— BEGIN Provided records —

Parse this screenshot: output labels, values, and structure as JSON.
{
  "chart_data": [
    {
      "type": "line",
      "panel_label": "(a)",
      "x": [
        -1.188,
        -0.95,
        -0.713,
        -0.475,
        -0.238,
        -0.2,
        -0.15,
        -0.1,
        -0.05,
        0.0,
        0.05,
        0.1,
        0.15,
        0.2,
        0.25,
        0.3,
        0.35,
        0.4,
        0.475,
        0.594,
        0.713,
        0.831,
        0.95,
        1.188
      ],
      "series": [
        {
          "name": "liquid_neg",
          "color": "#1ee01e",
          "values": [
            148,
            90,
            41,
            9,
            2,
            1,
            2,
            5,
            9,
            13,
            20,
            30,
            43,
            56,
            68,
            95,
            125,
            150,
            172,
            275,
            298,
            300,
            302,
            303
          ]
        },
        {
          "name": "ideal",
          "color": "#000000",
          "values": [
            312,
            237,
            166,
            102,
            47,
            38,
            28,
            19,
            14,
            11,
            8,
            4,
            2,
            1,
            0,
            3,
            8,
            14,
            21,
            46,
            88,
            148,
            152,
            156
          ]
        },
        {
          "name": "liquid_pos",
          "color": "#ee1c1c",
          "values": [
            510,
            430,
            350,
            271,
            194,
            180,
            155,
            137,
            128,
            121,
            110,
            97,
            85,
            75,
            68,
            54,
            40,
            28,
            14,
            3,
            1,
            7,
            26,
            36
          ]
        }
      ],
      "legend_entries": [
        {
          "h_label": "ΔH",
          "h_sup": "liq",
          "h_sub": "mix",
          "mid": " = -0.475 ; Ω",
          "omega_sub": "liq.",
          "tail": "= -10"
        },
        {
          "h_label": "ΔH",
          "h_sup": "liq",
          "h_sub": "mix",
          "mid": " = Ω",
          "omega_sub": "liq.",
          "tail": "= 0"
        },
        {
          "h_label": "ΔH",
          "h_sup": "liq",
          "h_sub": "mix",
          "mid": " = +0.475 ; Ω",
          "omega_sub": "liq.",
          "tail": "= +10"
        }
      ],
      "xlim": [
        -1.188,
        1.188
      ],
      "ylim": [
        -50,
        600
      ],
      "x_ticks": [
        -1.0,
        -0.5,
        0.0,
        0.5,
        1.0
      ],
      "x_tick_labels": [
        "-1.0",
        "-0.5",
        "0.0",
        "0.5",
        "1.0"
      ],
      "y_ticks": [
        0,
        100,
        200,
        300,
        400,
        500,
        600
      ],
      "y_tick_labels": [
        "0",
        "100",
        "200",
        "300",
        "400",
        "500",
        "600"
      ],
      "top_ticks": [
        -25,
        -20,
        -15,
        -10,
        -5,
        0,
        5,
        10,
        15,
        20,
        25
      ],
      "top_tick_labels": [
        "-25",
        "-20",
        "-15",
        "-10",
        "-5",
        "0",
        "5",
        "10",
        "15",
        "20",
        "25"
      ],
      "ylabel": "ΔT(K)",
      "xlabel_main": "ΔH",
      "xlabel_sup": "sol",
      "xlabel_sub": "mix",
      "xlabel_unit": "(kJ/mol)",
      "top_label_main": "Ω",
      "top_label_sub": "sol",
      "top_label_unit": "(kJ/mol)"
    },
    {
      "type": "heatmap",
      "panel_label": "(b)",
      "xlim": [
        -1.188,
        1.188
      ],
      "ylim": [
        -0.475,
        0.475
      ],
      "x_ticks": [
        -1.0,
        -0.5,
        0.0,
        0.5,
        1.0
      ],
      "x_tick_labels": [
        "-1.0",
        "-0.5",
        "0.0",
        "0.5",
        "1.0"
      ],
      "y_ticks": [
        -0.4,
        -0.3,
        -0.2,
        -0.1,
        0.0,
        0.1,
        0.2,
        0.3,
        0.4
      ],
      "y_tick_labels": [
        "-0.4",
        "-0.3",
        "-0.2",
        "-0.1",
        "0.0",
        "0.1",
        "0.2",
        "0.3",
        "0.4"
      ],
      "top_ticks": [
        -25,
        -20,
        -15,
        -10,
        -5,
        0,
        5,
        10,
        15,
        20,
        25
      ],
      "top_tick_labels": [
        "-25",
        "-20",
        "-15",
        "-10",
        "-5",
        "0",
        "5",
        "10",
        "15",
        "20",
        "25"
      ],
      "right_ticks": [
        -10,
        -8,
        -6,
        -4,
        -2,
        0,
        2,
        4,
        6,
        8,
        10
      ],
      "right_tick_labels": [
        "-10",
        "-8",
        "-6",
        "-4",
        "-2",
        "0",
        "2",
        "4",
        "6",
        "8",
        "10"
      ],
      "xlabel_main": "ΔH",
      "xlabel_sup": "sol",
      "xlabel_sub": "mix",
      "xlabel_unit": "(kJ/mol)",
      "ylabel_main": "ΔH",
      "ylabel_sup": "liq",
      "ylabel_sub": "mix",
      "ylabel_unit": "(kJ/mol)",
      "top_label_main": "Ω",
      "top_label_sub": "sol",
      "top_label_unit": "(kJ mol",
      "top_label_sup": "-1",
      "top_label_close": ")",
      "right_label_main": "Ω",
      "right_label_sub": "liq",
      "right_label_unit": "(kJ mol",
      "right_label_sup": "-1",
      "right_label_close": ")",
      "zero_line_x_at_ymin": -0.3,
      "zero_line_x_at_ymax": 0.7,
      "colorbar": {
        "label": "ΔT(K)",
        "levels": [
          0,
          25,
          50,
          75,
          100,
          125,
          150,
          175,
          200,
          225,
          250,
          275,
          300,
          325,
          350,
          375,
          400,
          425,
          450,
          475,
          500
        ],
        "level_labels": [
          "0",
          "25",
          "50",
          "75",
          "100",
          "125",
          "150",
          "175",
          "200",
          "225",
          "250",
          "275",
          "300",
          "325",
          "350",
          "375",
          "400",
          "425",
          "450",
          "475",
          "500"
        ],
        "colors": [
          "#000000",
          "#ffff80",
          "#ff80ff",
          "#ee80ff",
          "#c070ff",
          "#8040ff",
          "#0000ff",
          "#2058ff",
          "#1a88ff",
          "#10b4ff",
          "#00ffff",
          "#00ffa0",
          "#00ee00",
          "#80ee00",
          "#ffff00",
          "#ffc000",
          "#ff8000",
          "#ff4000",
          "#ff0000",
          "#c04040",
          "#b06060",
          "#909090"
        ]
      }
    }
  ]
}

— END Provided records —

:: What the task asks ::
Transcribe every entry exactly.

:: Exercise result ::
Parse this screenshot: output labels, values, and structure as JSON.
{
  "chart_data": [
    {
      "type": "line",
      "panel_label": "(a)",
      "x": [
        -1.188,
        -0.95,
        -0.713,
        -0.475,
        -0.238,
        -0.2,
        -0.15,
        -0.1,
        -0.05,
        0.0,
        0.05,
        0.1,
        0.15,
        0.2,
        0.25,
        0.3,
        0.35,
        0.4,
        0.475,
        0.594,
        0.713,
        0.831,
        0.95,
        1.188
      ],
      "series": [
        {
          "name": "liquid_neg",
          "color": "#1ee01e",
          "values": [
            148,
            90,
            41,
            9,
            2,
            1,
            2,
            5,
            9,
            13,
            20,
            30,
            43,
            56,
            68,
            95,
            125,
            150,
            172,
            275,
            298,
            300,
            302,
            303
          ]
        },
        {
          "name": "ideal",
          "color": "#000000",
          "values": [
            312,
            237,
            166,
            102,
            47,
            38,
            28,
            19,
            14,
            11,
            8,
            4,
            2,
            1,
            0,
            3,
            8,
            14,
            21,
            46,
            88,
            148,
            152,
            156
          ]
        },
        {
          "name": "liquid_pos",
          "color": "#ee1c1c",
          "values": [
            510,
            430,
            350,
            271,
            194,
            180,
            155,
            137,
            128,
            121,
            110,
            97,
            85,
            75,
            68,
            54,
            40,
            28,
            14,
            3,
            1,
            7,
            26,
            36
          ]
        }
      ],
      "legend_entries": [
        {
          "h_label": "ΔH",
          "h_sup": "liq",
          "h_sub": "mix",
          "mid": " = -0.475 ; Ω",
          "omega_sub": "liq.",
          "tail": "= -10"
        },
        {
          "h_label": "ΔH",
          "h_sup": "liq",
          "h_sub": "mix",
          "mid": " = Ω",
          "omega_sub": "liq.",
          "tail": "= 0"
        },
        {
          "h_label": "ΔH",
          "h_sup": "liq",
          "h_sub": "mix",
          "mid": " = +0.475 ; Ω",
          "omega_sub": "liq.",
          "tail": "= +10"
        }
      ],
      "xlim": [
        -1.188,
        1.188
      ],
      "ylim": [
        -50,
        600
      ],
      "x_ticks": [
        -1.0,
        -0.5,
        0.0,
        0.5,
        1.0
      ],
      "x_tick_labels": [
        "-1.0",
        "-0.5",
        "0.0",
        "0.5",
        "1.0"
      ],
      "y_ticks": [
        0,
        100,
        200,
        300,
        400,
        500,
        600
      ],
      "y_tick_labels": [
        "0",
        "100",
        "200",
        "300",
        "400",
        "500",
        "600"
      ],
      "top_ticks": [
        -25,
        -20,
        -15,
        -10,
        -5,
        0,
        5,
        10,
        15,
        20,
        25
      ],
      "top_tick_labels": [
        "-25",
        "-20",
        "-15",
        "-10",
        "-5",
        "0",
        "5",
        "10",
        "15",
        "20",
        "25"
      ],
      "ylabel": "ΔT(K)",
      "xlabel_main": "ΔH",
      "xlabel_sup": "sol",
      "xlabel_sub": "mix",
      "xlabel_unit": "(kJ/mol)",
      "top_label_main": "Ω",
      "top_label_sub": "sol",
      "top_label_unit": "(kJ/mol)"
    },
    {
      "type": "heatmap",
      "panel_label": "(b)",
      "xlim": [
        -1.188,
        1.188
      ],
      "ylim": [
        -0.475,
        0.475
      ],
      "x_ticks": [
        -1.0,
        -0.5,
        0.0,
        0.5,
        1.0
      ],
      "x_tick_labels": [
        "-1.0",
        "-0.5",
        "0.0",
        "0.5",
        "1.0"
      ],
      "y_ticks": [
        -0.4,
        -0.3,
        -0.2,
        -0.1,
        0.0,
        0.1,
        0.2,
        0.3,
        0.4
      ],
      "y_tick_labels": [
        "-0.4",
        "-0.3",
        "-0.2",
        "-0.1",
        "0.0",
        "0.1",
        "0.2",
        "0.3",
        "0.4"
      ],
      "top_ticks": [
        -25,
        -20,
        -15,
        -10,
        -5,
        0,
        5,
        10,
        15,
        20,
        25
      ],
      "top_tick_labels": [
        "-25",
        "-20",
        "-15",
        "-10",
        "-5",
        "0",
        "5",
        "10",
        "15",
        "20",
        "25"
      ],
      "right_ticks": [
        -10,
        -8,
        -6,
        -4,
        -2,
        0,
        2,
        4,
        6,
        8,
        10
      ],
      "right_tick_labels": [
        "-10",
        "-8",
        "-6",
        "-4",
        "-2",
        "0",
        "2",
        "4",
        "6",
        "8",
        "10"
      ],
      "xlabel_main": "ΔH",
      "xlabel_sup": "sol",
      "xlabel_sub": "mix",
      "xlabel_unit": "(kJ/mol)",
      "ylabel_main": "ΔH",
      "ylabel_sup": "liq",
      "ylabel_sub": "mix",
      "ylabel_unit": "(kJ/mol)",
      "top_label_main": "Ω",
      "top_label_sub": "sol",
      "top_label_unit": "(kJ mol",
      "top_label_sup": "-1",
      "top_label_close": ")",
      "right_label_main": "Ω",
      "right_label_sub": "liq",
      "right_label_unit": "(kJ mol",
      "right_label_sup": "-1",
      "right_label_close": ")",
      "zero_line_x_at_ymin": -0.3,
      "zero_line_x_at_ymax": 0.7,
      "colorbar": {
        "label": "ΔT(K)",
        "levels": [
          0,
          25,
          50,
          75,
          100,
          125,
          150,
          175,
          200,
          225,
          250,
          275,
          300,
          325,
          350,
          375,
          400,
          425,
          450,
          475,
          500
        ],
        "level_labels": [
          "0",
          "25",
          "50",
          "75",
          "100",
          "125",
          "150",
          "175",
          "200",
          "225",
          "250",
          "275",
          "300",
          "325",
          "350",
          "375",
          "400",
          "425",
          "450",
          "475",
          "500"
        ],
        "colors": [
          "#000000",
          "#ffff80",
          "#ff80ff",
          "#ee80ff",
          "#c070ff",
          "#8040ff",
          "#0000ff",
          "#2058ff",
          "#1a88ff",
          "#10b4ff",
          "#00ffff",
          "#00ffa0",
          "#00ee00",
          "#80ee00",
          "#ffff00",
          "#ffc000",
          "#ff8000",
          "#ff4000",
          "#ff0000",
          "#c04040",
          "#b06060",
          "#909090"
        ]
      }
    }
  ]
}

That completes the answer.